● **Records provided**:
⁂

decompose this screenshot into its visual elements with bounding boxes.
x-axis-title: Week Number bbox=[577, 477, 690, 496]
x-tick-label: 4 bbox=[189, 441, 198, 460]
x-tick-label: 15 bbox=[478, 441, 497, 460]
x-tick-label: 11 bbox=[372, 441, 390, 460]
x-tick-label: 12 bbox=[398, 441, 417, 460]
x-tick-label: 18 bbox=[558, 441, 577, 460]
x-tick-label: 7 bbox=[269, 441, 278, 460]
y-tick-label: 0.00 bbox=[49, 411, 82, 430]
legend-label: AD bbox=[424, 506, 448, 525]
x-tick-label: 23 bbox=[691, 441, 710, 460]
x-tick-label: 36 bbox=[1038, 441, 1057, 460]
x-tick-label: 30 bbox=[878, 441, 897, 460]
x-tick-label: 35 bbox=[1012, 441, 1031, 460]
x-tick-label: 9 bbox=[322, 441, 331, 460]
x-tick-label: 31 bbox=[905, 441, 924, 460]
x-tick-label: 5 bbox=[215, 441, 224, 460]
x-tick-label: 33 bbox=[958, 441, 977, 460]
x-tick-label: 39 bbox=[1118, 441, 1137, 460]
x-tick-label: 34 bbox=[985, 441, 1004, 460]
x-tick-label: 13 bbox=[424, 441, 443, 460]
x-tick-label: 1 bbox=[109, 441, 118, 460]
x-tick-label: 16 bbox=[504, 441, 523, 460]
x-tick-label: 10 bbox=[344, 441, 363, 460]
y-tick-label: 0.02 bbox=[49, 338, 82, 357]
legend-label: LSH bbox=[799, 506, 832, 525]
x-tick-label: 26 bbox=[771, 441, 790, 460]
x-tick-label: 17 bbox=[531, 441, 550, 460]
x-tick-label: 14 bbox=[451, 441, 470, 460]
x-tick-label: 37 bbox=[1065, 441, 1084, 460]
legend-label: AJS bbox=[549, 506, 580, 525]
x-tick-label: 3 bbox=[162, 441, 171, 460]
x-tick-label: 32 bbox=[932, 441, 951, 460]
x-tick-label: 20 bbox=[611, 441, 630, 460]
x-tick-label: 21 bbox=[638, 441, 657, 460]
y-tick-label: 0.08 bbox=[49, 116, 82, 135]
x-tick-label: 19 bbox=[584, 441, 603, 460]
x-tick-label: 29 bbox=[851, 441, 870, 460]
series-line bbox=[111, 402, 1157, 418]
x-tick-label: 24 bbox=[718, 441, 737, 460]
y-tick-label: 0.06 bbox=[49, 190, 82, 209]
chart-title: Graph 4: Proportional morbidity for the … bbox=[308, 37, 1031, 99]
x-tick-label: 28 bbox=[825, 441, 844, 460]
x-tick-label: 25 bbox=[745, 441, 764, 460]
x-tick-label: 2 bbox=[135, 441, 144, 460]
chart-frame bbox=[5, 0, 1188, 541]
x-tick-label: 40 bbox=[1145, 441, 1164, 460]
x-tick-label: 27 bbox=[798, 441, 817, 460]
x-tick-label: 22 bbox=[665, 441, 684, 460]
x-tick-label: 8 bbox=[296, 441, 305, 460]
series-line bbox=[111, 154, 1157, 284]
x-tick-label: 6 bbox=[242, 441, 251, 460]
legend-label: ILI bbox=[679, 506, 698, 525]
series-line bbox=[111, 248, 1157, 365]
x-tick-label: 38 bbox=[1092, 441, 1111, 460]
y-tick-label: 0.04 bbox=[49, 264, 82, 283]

⁂

List every line in the rows above that contains the string "series". Case counts.

● **Solved problem**:
series-line bbox=[111, 402, 1157, 418]
series-line bbox=[111, 154, 1157, 284]
series-line bbox=[111, 248, 1157, 365]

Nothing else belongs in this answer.